◆ **DATA FOR PROCESSING**:
****************************************

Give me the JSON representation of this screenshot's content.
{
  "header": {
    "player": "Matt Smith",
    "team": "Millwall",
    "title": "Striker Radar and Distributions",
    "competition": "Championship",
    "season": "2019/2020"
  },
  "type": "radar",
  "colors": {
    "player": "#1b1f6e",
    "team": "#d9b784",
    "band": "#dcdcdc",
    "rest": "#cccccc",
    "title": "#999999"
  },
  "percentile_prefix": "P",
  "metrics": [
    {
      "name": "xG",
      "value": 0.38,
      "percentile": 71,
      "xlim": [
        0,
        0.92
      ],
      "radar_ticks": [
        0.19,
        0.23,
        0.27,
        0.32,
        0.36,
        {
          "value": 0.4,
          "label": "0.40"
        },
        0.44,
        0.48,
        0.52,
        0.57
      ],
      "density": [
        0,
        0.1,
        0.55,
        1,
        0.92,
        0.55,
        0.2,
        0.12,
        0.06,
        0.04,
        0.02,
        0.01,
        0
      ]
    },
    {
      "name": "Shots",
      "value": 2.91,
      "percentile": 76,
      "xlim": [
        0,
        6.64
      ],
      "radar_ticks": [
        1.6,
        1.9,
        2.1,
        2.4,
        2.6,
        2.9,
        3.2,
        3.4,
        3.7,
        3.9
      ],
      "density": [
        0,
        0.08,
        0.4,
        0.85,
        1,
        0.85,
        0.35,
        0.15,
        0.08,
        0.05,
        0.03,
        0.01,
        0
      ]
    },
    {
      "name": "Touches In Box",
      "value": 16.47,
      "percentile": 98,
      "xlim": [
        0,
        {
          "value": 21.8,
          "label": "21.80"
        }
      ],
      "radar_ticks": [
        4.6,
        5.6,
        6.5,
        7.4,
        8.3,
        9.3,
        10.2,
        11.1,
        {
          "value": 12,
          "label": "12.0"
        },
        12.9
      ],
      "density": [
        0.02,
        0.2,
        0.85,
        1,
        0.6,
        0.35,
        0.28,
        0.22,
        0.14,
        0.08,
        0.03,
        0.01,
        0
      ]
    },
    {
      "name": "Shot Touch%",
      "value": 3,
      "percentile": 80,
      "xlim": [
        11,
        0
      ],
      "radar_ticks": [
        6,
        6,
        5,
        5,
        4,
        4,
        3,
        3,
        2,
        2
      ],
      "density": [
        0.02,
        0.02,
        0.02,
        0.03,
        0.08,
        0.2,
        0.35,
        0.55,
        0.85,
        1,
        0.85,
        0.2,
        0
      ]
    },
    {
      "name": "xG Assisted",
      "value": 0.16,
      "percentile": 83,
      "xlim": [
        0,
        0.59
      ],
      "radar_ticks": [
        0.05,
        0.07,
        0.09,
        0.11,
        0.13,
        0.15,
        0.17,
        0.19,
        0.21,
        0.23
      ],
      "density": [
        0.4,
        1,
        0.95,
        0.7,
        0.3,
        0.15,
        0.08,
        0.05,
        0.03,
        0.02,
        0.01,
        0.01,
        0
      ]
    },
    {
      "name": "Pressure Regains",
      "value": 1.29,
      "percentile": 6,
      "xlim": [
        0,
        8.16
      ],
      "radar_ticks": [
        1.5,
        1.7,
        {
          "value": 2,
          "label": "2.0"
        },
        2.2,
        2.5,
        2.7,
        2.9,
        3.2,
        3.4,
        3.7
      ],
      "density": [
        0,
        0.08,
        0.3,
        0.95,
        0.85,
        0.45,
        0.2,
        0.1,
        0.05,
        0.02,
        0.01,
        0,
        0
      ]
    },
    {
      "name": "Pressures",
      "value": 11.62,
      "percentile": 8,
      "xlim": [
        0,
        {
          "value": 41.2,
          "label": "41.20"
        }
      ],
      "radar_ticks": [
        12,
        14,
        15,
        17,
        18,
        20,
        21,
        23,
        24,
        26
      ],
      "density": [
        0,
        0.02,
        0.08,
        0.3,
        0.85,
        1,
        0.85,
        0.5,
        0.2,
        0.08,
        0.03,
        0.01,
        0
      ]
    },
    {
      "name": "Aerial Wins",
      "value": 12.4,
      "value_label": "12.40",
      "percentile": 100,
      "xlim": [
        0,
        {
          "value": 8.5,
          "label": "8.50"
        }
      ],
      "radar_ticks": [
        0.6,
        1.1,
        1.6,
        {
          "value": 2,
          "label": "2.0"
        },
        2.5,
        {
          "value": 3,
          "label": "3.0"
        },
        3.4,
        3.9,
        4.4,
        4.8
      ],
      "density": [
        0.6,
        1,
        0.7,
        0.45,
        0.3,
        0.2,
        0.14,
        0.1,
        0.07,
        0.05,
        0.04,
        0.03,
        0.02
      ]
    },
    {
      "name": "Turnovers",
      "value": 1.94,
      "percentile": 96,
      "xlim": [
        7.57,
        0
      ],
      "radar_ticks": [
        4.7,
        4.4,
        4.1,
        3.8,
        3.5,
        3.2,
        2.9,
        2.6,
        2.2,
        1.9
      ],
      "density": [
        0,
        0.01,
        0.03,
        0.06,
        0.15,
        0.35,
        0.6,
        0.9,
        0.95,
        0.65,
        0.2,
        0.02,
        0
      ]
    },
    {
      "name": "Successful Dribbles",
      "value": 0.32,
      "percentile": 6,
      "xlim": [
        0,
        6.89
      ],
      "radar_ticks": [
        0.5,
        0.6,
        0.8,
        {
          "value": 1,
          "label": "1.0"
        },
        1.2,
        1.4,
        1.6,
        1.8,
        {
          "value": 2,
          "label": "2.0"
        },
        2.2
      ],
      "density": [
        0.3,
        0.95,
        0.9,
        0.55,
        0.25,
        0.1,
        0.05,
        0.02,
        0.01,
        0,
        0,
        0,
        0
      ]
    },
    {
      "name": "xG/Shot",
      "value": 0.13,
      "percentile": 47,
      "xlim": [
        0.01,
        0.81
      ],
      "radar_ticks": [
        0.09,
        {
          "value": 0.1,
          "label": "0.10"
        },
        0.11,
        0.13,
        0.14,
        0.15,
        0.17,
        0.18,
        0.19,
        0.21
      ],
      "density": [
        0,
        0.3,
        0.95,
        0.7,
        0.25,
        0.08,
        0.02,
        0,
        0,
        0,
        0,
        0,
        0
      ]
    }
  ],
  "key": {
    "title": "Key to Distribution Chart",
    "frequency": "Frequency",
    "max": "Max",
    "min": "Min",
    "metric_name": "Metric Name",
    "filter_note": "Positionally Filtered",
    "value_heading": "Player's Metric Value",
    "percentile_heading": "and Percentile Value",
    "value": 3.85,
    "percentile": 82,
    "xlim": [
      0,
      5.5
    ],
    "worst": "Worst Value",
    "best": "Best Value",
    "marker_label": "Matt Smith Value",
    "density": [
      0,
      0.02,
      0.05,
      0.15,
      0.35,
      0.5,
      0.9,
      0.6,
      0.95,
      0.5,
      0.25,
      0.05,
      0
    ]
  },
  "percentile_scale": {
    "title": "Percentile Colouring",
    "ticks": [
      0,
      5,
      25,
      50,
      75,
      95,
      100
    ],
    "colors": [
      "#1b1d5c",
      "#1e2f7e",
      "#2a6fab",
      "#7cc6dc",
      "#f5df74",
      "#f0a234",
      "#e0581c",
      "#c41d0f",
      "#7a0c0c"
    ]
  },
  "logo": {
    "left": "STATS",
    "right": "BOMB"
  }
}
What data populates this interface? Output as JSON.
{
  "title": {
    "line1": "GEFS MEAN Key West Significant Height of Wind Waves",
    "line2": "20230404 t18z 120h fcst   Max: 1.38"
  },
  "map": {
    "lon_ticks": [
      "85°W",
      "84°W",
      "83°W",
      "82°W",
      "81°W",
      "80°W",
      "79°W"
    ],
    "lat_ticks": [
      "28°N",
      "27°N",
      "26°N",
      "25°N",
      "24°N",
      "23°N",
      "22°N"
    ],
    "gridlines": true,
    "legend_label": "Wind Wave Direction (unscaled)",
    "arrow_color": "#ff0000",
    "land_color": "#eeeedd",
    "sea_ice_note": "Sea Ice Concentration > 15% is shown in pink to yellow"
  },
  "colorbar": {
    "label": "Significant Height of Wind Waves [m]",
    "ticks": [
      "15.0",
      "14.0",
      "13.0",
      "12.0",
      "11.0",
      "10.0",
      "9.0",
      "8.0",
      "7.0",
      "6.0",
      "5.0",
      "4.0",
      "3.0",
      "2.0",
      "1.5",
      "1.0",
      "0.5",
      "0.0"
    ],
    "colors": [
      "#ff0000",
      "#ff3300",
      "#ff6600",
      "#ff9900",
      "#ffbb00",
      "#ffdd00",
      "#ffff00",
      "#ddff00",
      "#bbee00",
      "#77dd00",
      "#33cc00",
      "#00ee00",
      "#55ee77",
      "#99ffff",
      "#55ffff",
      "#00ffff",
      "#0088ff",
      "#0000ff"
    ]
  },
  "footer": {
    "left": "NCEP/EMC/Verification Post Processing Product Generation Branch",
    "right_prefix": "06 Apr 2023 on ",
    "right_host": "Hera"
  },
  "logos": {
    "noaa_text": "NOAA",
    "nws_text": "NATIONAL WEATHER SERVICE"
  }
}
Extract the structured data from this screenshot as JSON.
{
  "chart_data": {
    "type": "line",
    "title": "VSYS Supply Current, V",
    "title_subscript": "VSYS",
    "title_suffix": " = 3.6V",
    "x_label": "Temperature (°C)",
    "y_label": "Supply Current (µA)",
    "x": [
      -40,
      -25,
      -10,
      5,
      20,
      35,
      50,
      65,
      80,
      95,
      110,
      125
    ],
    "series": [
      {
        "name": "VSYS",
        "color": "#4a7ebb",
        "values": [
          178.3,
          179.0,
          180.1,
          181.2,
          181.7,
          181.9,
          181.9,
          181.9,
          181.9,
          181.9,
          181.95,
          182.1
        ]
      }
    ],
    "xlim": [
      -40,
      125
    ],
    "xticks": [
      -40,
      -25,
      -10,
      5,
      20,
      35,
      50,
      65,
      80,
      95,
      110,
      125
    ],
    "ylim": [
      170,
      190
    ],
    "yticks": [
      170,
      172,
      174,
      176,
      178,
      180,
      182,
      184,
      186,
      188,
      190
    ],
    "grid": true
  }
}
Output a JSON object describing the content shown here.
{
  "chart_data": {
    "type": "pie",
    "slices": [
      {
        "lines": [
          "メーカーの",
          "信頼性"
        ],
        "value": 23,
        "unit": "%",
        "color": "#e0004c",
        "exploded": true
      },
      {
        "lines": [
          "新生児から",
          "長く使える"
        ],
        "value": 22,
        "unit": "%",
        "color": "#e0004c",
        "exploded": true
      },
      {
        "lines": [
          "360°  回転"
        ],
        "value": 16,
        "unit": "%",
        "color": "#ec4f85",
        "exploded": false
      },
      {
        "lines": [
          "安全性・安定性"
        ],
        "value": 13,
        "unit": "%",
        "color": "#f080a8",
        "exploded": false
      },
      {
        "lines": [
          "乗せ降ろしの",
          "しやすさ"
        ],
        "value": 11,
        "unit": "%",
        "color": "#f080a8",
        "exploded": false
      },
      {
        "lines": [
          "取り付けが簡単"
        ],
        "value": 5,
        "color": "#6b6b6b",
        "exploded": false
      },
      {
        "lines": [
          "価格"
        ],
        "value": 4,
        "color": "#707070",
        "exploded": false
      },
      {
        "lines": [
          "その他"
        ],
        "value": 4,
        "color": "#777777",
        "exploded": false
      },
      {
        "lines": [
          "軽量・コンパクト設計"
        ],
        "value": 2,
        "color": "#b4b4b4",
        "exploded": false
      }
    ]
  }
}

****************************************

◆ **TASK**:
State the number of lines in the records that include "Significant", and write nothing else.

◆ **THE RESPONSE**:
2